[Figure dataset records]
==============================
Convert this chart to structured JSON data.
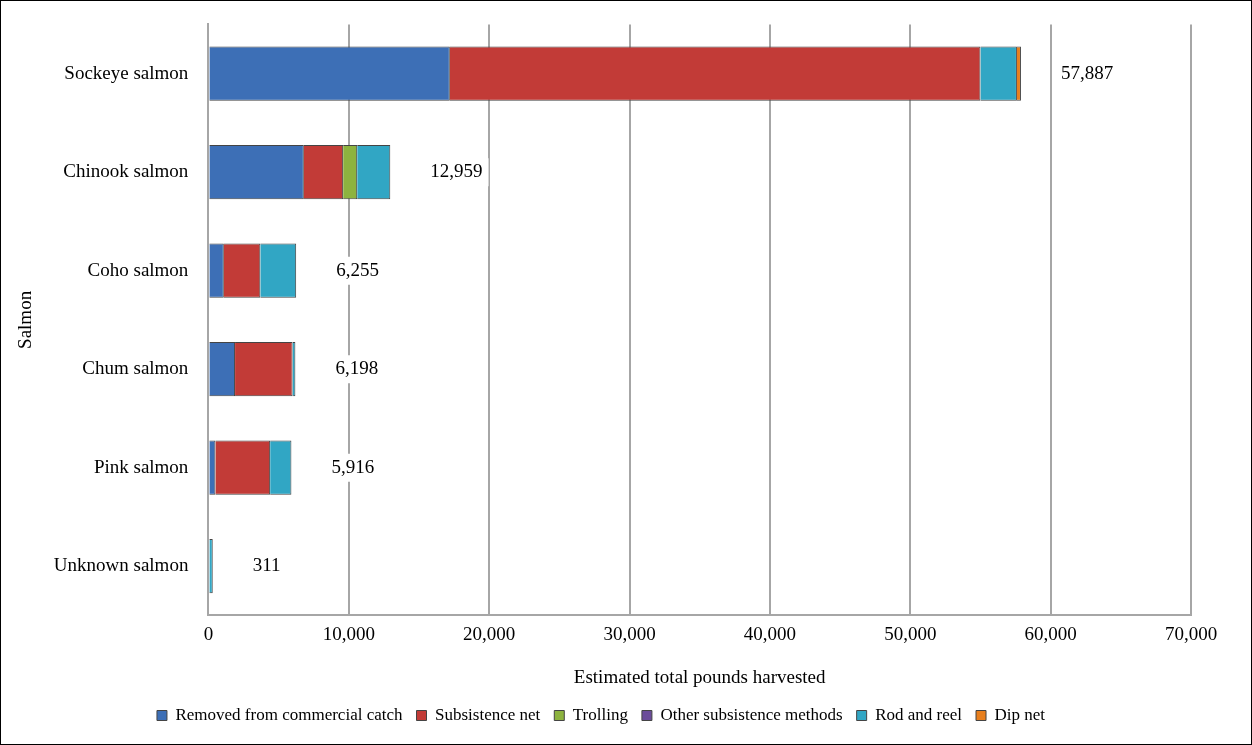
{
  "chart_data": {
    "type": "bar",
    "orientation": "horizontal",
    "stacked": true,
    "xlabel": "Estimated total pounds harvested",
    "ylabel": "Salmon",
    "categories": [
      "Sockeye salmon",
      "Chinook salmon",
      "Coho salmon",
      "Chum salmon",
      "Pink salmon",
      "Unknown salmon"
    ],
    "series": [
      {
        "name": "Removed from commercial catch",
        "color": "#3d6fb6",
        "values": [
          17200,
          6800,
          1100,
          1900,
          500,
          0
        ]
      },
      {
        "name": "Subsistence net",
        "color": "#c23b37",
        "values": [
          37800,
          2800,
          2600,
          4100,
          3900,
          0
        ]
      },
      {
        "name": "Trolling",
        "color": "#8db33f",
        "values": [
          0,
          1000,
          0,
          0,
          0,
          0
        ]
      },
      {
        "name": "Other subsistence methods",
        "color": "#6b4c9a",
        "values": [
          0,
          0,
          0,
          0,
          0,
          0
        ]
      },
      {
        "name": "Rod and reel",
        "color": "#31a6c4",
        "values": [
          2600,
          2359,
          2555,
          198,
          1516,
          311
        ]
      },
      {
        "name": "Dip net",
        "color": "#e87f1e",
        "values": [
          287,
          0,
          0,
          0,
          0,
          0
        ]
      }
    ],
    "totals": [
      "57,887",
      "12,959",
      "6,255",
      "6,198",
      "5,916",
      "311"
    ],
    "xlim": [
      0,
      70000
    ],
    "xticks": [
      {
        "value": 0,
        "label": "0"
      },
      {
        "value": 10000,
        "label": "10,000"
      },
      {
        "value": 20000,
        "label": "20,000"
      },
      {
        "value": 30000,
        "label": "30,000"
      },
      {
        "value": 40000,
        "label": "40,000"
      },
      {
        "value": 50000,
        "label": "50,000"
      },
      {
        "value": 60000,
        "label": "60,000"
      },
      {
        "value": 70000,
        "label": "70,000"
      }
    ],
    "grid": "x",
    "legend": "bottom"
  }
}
==============================
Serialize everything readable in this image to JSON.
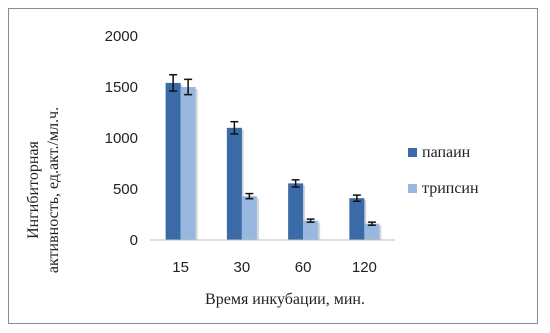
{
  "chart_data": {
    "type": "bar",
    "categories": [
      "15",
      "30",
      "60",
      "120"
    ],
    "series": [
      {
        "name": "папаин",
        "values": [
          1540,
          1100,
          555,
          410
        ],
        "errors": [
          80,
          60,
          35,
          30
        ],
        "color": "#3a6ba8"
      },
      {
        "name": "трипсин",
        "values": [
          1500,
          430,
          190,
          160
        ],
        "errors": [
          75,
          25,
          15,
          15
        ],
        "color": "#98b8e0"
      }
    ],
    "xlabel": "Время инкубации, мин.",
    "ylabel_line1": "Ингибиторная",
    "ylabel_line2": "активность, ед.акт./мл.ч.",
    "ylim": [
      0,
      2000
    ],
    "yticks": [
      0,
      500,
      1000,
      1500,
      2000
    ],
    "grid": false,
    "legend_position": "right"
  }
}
==============================
▶ _Description of the task_
Some lines of the data above may hold the word "JSON"; report how many do, and nothing else.

▶ _Output for this task_
2